(PROVIDED ENTRIES):
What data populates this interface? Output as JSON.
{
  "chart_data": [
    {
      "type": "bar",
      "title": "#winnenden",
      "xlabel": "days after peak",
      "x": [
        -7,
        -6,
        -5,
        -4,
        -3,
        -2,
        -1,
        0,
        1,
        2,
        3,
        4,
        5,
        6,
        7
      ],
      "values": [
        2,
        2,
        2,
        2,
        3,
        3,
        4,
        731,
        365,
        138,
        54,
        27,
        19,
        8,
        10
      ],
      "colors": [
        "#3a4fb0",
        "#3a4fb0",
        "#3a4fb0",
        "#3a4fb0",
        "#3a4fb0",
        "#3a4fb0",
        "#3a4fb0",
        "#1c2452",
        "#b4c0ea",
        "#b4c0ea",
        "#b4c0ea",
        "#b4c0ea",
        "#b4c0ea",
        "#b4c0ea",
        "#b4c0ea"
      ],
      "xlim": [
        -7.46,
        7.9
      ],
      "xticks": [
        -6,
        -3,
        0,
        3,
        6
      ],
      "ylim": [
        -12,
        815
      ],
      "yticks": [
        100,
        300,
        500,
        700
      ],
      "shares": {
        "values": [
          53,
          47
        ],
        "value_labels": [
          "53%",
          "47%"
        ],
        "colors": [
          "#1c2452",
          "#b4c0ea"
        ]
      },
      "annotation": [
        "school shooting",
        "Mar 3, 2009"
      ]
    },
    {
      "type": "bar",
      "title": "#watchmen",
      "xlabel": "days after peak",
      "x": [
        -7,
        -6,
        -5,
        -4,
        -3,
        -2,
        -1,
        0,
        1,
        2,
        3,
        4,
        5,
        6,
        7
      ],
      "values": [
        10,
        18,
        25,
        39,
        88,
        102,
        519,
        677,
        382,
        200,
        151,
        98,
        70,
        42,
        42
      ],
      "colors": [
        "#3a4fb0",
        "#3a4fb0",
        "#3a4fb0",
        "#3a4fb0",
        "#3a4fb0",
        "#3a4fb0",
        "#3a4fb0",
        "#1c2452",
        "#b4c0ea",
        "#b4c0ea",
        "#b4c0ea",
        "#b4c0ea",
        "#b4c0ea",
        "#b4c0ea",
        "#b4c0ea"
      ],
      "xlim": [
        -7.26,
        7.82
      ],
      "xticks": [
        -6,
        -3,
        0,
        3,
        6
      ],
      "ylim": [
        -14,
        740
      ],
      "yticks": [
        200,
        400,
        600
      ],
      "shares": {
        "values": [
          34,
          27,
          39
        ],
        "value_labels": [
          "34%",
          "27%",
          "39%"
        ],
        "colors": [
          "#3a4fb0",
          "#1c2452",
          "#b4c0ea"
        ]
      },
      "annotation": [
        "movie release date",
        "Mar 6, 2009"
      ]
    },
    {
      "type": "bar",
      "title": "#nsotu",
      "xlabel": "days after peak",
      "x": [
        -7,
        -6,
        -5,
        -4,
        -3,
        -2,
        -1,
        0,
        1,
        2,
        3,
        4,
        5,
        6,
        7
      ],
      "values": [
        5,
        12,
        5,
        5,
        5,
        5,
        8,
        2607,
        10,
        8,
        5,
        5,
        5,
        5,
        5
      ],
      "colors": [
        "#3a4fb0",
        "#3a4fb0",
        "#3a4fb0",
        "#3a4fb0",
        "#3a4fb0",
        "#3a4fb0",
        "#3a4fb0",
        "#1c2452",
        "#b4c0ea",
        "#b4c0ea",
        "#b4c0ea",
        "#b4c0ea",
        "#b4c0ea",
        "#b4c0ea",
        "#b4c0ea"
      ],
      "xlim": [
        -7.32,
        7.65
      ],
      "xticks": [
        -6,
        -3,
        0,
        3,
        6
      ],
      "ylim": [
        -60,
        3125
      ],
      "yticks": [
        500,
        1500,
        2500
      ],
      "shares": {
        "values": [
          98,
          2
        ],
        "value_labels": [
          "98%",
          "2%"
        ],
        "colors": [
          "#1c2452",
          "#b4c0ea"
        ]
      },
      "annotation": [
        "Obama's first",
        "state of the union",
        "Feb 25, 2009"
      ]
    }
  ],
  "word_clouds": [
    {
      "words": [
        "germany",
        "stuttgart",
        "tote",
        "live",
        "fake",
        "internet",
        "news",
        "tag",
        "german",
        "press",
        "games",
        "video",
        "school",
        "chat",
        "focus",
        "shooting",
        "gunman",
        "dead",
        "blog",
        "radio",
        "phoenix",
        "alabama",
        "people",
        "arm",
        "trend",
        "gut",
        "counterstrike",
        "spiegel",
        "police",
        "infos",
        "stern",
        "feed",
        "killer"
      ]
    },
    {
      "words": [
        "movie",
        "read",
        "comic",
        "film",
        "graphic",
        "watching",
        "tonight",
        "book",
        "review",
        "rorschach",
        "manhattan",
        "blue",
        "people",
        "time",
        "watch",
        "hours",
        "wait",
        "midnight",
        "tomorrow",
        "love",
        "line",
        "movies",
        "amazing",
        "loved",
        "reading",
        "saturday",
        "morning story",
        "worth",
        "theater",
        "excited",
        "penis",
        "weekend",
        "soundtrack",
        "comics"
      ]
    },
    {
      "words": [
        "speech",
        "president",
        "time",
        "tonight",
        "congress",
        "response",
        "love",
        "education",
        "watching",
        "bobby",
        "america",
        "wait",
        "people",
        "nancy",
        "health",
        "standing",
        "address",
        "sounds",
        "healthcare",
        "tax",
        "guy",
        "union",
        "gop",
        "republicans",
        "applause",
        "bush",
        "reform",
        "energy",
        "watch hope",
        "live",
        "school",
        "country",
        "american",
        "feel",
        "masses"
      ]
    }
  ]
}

(TASK STATEMENT): Return all of the data word for word.

(RESPONSE TO THE EXERCISE):
What data populates this interface? Output as JSON.
{
  "chart_data": [
    {
      "type": "bar",
      "title": "#winnenden",
      "xlabel": "days after peak",
      "x": [
        -7,
        -6,
        -5,
        -4,
        -3,
        -2,
        -1,
        0,
        1,
        2,
        3,
        4,
        5,
        6,
        7
      ],
      "values": [
        2,
        2,
        2,
        2,
        3,
        3,
        4,
        731,
        365,
        138,
        54,
        27,
        19,
        8,
        10
      ],
      "colors": [
        "#3a4fb0",
        "#3a4fb0",
        "#3a4fb0",
        "#3a4fb0",
        "#3a4fb0",
        "#3a4fb0",
        "#3a4fb0",
        "#1c2452",
        "#b4c0ea",
        "#b4c0ea",
        "#b4c0ea",
        "#b4c0ea",
        "#b4c0ea",
        "#b4c0ea",
        "#b4c0ea"
      ],
      "xlim": [
        -7.46,
        7.9
      ],
      "xticks": [
        -6,
        -3,
        0,
        3,
        6
      ],
      "ylim": [
        -12,
        815
      ],
      "yticks": [
        100,
        300,
        500,
        700
      ],
      "shares": {
        "values": [
          53,
          47
        ],
        "value_labels": [
          "53%",
          "47%"
        ],
        "colors": [
          "#1c2452",
          "#b4c0ea"
        ]
      },
      "annotation": [
        "school shooting",
        "Mar 3, 2009"
      ]
    },
    {
      "type": "bar",
      "title": "#watchmen",
      "xlabel": "days after peak",
      "x": [
        -7,
        -6,
        -5,
        -4,
        -3,
        -2,
        -1,
        0,
        1,
        2,
        3,
        4,
        5,
        6,
        7
      ],
      "values": [
        10,
        18,
        25,
        39,
        88,
        102,
        519,
        677,
        382,
        200,
        151,
        98,
        70,
        42,
        42
      ],
      "colors": [
        "#3a4fb0",
        "#3a4fb0",
        "#3a4fb0",
        "#3a4fb0",
        "#3a4fb0",
        "#3a4fb0",
        "#3a4fb0",
        "#1c2452",
        "#b4c0ea",
        "#b4c0ea",
        "#b4c0ea",
        "#b4c0ea",
        "#b4c0ea",
        "#b4c0ea",
        "#b4c0ea"
      ],
      "xlim": [
        -7.26,
        7.82
      ],
      "xticks": [
        -6,
        -3,
        0,
        3,
        6
      ],
      "ylim": [
        -14,
        740
      ],
      "yticks": [
        200,
        400,
        600
      ],
      "shares": {
        "values": [
          34,
          27,
          39
        ],
        "value_labels": [
          "34%",
          "27%",
          "39%"
        ],
        "colors": [
          "#3a4fb0",
          "#1c2452",
          "#b4c0ea"
        ]
      },
      "annotation": [
        "movie release date",
        "Mar 6, 2009"
      ]
    },
    {
      "type": "bar",
      "title": "#nsotu",
      "xlabel": "days after peak",
      "x": [
        -7,
        -6,
        -5,
        -4,
        -3,
        -2,
        -1,
        0,
        1,
        2,
        3,
        4,
        5,
        6,
        7
      ],
      "values": [
        5,
        12,
        5,
        5,
        5,
        5,
        8,
        2607,
        10,
        8,
        5,
        5,
        5,
        5,
        5
      ],
      "colors": [
        "#3a4fb0",
        "#3a4fb0",
        "#3a4fb0",
        "#3a4fb0",
        "#3a4fb0",
        "#3a4fb0",
        "#3a4fb0",
        "#1c2452",
        "#b4c0ea",
        "#b4c0ea",
        "#b4c0ea",
        "#b4c0ea",
        "#b4c0ea",
        "#b4c0ea",
        "#b4c0ea"
      ],
      "xlim": [
        -7.32,
        7.65
      ],
      "xticks": [
        -6,
        -3,
        0,
        3,
        6
      ],
      "ylim": [
        -60,
        3125
      ],
      "yticks": [
        500,
        1500,
        2500
      ],
      "shares": {
        "values": [
          98,
          2
        ],
        "value_labels": [
          "98%",
          "2%"
        ],
        "colors": [
          "#1c2452",
          "#b4c0ea"
        ]
      },
      "annotation": [
        "Obama's first",
        "state of the union",
        "Feb 25, 2009"
      ]
    }
  ],
  "word_clouds": [
    {
      "words": [
        "germany",
        "stuttgart",
        "tote",
        "live",
        "fake",
        "internet",
        "news",
        "tag",
        "german",
        "press",
        "games",
        "video",
        "school",
        "chat",
        "focus",
        "shooting",
        "gunman",
        "dead",
        "blog",
        "radio",
        "phoenix",
        "alabama",
        "people",
        "arm",
        "trend",
        "gut",
        "counterstrike",
        "spiegel",
        "police",
        "infos",
        "stern",
        "feed",
        "killer"
      ]
    },
    {
      "words": [
        "movie",
        "read",
        "comic",
        "film",
        "graphic",
        "watching",
        "tonight",
        "book",
        "review",
        "rorschach",
        "manhattan",
        "blue",
        "people",
        "time",
        "watch",
        "hours",
        "wait",
        "midnight",
        "tomorrow",
        "love",
        "line",
        "movies",
        "amazing",
        "loved",
        "reading",
        "saturday",
        "morning story",
        "worth",
        "theater",
        "excited",
        "penis",
        "weekend",
        "soundtrack",
        "comics"
      ]
    },
    {
      "words": [
        "speech",
        "president",
        "time",
        "tonight",
        "congress",
        "response",
        "love",
        "education",
        "watching",
        "bobby",
        "america",
        "wait",
        "people",
        "nancy",
        "health",
        "standing",
        "address",
        "sounds",
        "healthcare",
        "tax",
        "guy",
        "union",
        "gop",
        "republicans",
        "applause",
        "bush",
        "reform",
        "energy",
        "watch hope",
        "live",
        "school",
        "country",
        "american",
        "feel",
        "masses"
      ]
    }
  ]
}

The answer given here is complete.